» **Your goal**: List each line of the records below that contains the string "page".

****************

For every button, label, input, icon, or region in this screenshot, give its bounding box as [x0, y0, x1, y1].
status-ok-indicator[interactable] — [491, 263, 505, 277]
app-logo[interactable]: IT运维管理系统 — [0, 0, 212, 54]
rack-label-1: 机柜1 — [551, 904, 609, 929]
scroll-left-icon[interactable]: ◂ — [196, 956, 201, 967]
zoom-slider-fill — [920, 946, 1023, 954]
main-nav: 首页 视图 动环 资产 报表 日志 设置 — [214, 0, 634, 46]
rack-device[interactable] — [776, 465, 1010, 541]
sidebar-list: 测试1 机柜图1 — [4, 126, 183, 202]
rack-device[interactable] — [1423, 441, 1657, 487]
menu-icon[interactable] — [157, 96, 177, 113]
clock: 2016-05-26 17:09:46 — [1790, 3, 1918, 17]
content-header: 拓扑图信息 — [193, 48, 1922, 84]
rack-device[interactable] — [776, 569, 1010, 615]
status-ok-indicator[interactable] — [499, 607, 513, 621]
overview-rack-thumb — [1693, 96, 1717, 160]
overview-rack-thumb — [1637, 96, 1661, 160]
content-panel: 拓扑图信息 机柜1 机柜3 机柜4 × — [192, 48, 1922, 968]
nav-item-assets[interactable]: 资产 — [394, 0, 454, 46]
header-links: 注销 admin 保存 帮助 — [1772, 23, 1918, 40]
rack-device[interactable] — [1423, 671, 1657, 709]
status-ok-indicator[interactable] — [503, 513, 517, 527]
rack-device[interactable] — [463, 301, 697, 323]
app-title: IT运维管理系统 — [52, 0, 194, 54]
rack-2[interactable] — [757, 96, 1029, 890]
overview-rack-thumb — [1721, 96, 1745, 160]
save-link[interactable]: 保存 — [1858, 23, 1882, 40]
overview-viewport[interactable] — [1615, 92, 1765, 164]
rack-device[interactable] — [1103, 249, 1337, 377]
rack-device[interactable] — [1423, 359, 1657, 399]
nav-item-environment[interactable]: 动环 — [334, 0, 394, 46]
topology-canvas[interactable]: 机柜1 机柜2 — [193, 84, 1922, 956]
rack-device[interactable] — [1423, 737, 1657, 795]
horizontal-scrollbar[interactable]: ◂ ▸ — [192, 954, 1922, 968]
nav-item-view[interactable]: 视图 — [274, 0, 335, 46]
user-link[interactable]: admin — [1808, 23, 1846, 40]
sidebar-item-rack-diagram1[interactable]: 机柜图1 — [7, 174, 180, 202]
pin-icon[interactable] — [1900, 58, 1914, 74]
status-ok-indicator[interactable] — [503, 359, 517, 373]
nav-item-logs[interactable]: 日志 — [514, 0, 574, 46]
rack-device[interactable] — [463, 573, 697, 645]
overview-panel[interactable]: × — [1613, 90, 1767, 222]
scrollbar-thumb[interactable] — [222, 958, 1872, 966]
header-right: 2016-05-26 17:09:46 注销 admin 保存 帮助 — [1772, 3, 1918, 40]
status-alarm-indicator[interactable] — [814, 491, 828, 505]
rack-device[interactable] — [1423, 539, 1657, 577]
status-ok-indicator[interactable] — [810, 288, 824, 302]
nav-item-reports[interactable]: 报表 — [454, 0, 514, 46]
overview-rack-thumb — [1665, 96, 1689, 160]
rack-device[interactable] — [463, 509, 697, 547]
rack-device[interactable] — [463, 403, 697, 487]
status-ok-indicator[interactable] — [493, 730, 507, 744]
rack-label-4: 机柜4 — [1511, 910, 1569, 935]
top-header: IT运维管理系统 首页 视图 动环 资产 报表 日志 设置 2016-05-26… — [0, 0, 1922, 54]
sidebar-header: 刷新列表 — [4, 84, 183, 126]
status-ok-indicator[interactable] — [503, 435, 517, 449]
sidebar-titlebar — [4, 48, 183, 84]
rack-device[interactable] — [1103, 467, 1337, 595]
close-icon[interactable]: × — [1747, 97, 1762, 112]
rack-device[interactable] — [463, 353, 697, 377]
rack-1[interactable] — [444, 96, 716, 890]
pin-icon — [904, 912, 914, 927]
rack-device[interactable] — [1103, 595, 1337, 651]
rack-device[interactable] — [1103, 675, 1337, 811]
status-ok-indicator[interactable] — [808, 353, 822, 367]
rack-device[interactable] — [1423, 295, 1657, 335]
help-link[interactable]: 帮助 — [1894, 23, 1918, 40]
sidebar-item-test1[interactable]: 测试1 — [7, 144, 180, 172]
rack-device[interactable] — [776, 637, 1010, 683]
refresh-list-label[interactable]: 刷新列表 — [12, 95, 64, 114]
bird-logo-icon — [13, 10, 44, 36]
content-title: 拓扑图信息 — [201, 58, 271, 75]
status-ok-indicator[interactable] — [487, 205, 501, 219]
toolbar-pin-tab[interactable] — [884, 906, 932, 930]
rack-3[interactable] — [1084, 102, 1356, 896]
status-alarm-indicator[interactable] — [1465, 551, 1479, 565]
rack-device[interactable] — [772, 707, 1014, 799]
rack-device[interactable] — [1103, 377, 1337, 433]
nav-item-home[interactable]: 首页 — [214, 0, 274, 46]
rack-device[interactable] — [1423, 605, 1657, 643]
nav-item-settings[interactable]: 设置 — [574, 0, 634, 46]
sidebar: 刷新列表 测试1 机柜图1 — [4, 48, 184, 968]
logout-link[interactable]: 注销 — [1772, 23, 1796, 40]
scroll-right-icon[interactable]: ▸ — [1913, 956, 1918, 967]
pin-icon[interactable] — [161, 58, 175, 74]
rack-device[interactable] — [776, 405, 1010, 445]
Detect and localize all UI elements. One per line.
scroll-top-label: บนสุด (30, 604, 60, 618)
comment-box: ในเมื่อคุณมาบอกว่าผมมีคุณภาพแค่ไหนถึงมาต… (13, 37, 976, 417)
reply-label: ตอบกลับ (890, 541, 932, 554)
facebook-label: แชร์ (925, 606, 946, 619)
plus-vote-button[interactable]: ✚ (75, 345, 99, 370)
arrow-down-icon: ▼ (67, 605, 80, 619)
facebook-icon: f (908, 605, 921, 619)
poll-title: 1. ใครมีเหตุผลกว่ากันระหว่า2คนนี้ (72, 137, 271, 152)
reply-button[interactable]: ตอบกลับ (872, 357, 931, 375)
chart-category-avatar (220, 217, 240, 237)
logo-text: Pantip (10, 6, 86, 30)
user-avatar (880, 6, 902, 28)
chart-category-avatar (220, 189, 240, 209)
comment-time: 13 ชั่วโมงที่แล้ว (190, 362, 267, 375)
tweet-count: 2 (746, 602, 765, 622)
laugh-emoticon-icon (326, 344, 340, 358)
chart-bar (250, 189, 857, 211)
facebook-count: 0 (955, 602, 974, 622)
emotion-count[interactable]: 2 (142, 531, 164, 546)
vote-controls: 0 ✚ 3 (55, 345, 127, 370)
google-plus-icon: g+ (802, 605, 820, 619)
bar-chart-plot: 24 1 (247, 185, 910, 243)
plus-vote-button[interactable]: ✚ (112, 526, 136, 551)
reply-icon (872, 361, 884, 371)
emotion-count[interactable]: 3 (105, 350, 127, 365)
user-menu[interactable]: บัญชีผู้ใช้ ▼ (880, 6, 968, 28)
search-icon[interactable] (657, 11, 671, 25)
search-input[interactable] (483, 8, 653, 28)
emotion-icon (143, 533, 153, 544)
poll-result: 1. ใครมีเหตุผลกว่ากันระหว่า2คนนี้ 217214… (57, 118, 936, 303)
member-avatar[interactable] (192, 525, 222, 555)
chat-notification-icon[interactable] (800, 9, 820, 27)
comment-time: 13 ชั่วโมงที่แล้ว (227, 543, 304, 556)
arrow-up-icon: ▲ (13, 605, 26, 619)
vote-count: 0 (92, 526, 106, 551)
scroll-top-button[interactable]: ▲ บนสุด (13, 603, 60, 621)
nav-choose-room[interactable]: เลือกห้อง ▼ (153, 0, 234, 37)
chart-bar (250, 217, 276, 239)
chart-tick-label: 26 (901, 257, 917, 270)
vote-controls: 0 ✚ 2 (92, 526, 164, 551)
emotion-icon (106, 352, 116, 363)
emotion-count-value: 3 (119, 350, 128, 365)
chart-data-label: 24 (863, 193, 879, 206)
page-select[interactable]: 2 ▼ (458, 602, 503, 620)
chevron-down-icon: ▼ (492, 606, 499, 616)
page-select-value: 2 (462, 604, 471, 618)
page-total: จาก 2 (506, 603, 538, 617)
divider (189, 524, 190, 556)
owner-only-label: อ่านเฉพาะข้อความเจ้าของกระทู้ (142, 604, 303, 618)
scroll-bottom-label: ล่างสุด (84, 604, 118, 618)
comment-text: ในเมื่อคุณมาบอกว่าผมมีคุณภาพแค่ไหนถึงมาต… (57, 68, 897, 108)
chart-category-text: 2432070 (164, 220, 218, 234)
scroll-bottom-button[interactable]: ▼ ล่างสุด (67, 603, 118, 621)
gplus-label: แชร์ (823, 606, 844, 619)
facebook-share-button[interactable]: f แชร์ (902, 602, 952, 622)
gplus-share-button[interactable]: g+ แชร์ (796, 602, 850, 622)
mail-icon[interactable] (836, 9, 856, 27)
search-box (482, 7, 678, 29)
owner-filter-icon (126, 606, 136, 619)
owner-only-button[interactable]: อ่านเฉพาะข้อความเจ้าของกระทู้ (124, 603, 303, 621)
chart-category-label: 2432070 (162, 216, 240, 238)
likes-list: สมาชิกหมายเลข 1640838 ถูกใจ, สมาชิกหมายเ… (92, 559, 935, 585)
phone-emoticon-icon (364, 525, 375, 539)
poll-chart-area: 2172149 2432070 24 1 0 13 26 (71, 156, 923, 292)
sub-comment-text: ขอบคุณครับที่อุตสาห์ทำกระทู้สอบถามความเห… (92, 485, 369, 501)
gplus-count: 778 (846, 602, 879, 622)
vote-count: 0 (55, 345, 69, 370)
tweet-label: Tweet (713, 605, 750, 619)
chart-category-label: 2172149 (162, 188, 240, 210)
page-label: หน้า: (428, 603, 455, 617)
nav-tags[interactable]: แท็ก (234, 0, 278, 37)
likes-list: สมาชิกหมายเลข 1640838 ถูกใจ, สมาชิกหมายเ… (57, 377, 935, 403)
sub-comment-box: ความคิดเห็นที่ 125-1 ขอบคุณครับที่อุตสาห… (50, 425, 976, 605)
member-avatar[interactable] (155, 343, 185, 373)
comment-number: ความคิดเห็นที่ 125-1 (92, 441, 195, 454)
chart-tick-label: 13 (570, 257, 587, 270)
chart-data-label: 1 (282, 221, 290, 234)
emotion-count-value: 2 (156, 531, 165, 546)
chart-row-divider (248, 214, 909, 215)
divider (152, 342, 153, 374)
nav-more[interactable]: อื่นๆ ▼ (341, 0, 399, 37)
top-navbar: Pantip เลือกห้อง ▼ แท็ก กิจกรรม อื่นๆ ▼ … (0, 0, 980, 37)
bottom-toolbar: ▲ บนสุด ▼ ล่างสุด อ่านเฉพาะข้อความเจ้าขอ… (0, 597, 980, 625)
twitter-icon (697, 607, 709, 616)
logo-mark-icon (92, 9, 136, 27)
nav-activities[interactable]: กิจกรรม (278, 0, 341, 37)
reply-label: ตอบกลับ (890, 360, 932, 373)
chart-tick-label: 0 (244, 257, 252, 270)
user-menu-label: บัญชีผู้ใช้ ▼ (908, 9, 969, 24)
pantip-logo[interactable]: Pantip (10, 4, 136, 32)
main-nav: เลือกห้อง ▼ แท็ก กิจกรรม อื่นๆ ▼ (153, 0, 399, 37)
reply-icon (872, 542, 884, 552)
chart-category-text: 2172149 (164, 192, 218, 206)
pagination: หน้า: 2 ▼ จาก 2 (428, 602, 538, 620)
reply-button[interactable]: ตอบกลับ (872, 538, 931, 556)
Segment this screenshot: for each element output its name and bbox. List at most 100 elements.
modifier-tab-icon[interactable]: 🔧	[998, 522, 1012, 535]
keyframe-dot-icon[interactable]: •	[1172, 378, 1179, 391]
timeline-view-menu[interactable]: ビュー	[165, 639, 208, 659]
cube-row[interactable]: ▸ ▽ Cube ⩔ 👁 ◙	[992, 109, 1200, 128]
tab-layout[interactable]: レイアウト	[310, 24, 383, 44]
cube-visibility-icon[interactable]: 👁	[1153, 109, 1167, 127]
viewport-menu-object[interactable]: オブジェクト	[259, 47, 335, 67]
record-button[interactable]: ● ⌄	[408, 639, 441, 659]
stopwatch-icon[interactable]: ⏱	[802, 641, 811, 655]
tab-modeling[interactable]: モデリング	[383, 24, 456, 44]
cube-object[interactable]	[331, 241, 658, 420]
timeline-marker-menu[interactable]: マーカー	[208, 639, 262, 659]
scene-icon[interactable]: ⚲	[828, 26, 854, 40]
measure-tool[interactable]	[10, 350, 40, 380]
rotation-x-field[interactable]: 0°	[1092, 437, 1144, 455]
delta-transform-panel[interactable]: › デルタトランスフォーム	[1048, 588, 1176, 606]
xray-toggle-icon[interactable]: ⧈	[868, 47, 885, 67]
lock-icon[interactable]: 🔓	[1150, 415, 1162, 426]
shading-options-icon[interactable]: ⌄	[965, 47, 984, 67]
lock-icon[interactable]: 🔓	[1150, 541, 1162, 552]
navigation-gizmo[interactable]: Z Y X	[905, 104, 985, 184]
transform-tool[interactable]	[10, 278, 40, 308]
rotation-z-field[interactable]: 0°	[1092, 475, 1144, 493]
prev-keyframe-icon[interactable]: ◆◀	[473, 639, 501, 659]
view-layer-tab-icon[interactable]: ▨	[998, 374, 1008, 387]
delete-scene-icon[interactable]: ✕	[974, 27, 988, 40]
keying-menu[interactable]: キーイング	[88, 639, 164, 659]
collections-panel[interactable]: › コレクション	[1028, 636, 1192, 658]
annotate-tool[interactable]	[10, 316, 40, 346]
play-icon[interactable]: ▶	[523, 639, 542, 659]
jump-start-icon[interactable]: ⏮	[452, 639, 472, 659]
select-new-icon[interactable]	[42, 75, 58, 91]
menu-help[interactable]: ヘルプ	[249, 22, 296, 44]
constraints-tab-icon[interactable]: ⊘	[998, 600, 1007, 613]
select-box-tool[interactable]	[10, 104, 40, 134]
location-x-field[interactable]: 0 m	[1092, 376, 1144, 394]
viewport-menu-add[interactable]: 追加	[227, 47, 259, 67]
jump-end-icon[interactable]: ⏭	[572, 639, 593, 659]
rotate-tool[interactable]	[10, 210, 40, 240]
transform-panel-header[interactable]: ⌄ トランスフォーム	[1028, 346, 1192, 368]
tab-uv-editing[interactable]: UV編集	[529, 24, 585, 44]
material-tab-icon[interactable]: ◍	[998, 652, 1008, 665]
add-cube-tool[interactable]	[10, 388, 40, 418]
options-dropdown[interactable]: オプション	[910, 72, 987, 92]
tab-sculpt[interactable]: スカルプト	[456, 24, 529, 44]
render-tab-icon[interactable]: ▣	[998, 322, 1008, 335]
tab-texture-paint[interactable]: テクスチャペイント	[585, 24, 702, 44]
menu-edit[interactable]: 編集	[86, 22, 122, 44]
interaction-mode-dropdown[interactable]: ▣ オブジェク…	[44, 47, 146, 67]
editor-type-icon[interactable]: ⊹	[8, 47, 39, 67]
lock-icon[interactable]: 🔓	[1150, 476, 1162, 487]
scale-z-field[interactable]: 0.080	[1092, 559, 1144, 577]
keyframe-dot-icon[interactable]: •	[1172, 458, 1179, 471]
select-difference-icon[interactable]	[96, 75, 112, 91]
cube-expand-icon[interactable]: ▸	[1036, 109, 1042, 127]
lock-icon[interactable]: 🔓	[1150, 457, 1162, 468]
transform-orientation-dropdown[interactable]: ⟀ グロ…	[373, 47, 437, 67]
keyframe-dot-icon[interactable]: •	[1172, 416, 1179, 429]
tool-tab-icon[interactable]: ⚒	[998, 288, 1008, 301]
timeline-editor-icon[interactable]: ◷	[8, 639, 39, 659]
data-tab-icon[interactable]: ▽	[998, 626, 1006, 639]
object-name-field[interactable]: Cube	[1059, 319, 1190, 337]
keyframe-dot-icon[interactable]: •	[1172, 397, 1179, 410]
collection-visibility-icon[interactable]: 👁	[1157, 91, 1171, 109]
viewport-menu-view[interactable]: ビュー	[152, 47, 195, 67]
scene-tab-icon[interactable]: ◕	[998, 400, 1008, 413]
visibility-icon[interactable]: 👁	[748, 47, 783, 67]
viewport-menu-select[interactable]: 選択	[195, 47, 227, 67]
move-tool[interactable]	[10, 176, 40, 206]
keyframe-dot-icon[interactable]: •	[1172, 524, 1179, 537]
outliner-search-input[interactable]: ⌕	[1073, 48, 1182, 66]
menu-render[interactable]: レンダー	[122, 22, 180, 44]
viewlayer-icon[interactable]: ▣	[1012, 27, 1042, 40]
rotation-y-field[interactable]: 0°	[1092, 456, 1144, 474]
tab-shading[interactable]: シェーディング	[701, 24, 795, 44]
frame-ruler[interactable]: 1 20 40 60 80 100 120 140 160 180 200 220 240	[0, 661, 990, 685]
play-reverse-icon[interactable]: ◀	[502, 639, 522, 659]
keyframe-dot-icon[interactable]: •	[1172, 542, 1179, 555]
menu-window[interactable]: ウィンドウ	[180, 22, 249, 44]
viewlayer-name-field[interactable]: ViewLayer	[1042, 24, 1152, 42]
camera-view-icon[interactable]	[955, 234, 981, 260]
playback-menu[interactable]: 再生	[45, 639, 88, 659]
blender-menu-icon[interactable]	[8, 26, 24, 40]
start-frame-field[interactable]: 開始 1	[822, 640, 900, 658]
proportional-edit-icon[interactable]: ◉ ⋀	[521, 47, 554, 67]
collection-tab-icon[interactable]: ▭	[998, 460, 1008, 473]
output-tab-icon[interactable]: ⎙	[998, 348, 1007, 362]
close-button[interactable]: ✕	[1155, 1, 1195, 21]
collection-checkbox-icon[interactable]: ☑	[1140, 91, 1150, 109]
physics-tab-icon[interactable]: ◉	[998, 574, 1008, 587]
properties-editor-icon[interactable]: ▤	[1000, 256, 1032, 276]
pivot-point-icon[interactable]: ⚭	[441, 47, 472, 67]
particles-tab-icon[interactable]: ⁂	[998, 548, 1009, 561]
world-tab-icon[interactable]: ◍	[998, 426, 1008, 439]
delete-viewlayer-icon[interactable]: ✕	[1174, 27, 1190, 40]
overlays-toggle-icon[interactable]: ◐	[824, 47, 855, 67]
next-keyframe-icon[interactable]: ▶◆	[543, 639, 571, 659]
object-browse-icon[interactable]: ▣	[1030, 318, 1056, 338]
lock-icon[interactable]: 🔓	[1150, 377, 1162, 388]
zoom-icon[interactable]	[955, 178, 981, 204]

****************

» **Solution to this problem**:
page-select[interactable]: 2 ▼ (458, 602, 503, 620)
page-select-value: 2 (462, 604, 471, 618)
page-total: จาก 2 (506, 603, 538, 617)
page-label: หน้า: (428, 603, 455, 617)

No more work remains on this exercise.